[start MATERIAL SHOWN]
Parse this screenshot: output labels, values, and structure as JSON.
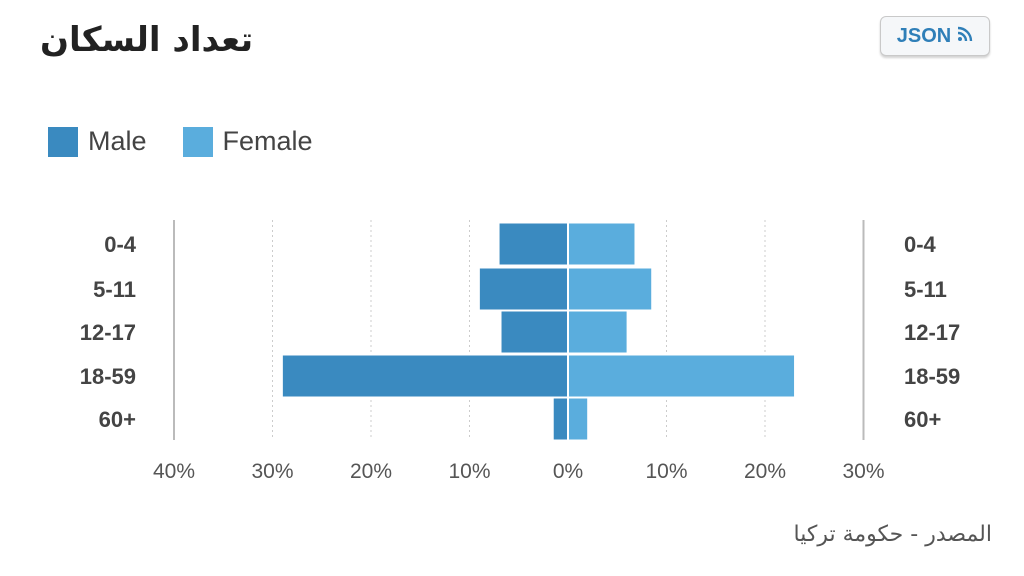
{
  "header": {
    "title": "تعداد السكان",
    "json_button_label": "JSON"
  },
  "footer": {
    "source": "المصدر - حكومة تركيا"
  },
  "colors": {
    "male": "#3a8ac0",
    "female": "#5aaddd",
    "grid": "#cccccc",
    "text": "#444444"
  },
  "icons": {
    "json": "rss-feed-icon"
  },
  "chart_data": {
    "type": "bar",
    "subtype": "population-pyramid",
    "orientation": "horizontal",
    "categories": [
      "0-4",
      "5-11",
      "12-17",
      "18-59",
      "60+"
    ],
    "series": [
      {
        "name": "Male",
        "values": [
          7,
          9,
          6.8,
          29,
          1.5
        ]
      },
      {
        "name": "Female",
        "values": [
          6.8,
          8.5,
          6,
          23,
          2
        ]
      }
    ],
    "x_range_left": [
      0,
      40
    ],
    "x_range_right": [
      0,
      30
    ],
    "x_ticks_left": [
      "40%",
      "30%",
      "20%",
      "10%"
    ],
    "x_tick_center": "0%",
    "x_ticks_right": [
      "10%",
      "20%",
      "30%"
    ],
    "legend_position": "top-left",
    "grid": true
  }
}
[end MATERIAL SHOWN]
# TASK DETAILS:
Omitting all images, retype each line of the records precisely.

# FINAL RESULT:
Parse this screenshot: output labels, values, and structure as JSON.
{
  "header": {
    "title": "تعداد السكان",
    "json_button_label": "JSON"
  },
  "footer": {
    "source": "المصدر - حكومة تركيا"
  },
  "colors": {
    "male": "#3a8ac0",
    "female": "#5aaddd",
    "grid": "#cccccc",
    "text": "#444444"
  },
  "icons": {
    "json": "rss-feed-icon"
  },
  "chart_data": {
    "type": "bar",
    "subtype": "population-pyramid",
    "orientation": "horizontal",
    "categories": [
      "0-4",
      "5-11",
      "12-17",
      "18-59",
      "60+"
    ],
    "series": [
      {
        "name": "Male",
        "values": [
          7,
          9,
          6.8,
          29,
          1.5
        ]
      },
      {
        "name": "Female",
        "values": [
          6.8,
          8.5,
          6,
          23,
          2
        ]
      }
    ],
    "x_range_left": [
      0,
      40
    ],
    "x_range_right": [
      0,
      30
    ],
    "x_ticks_left": [
      "40%",
      "30%",
      "20%",
      "10%"
    ],
    "x_tick_center": "0%",
    "x_ticks_right": [
      "10%",
      "20%",
      "30%"
    ],
    "legend_position": "top-left",
    "grid": true
  }
}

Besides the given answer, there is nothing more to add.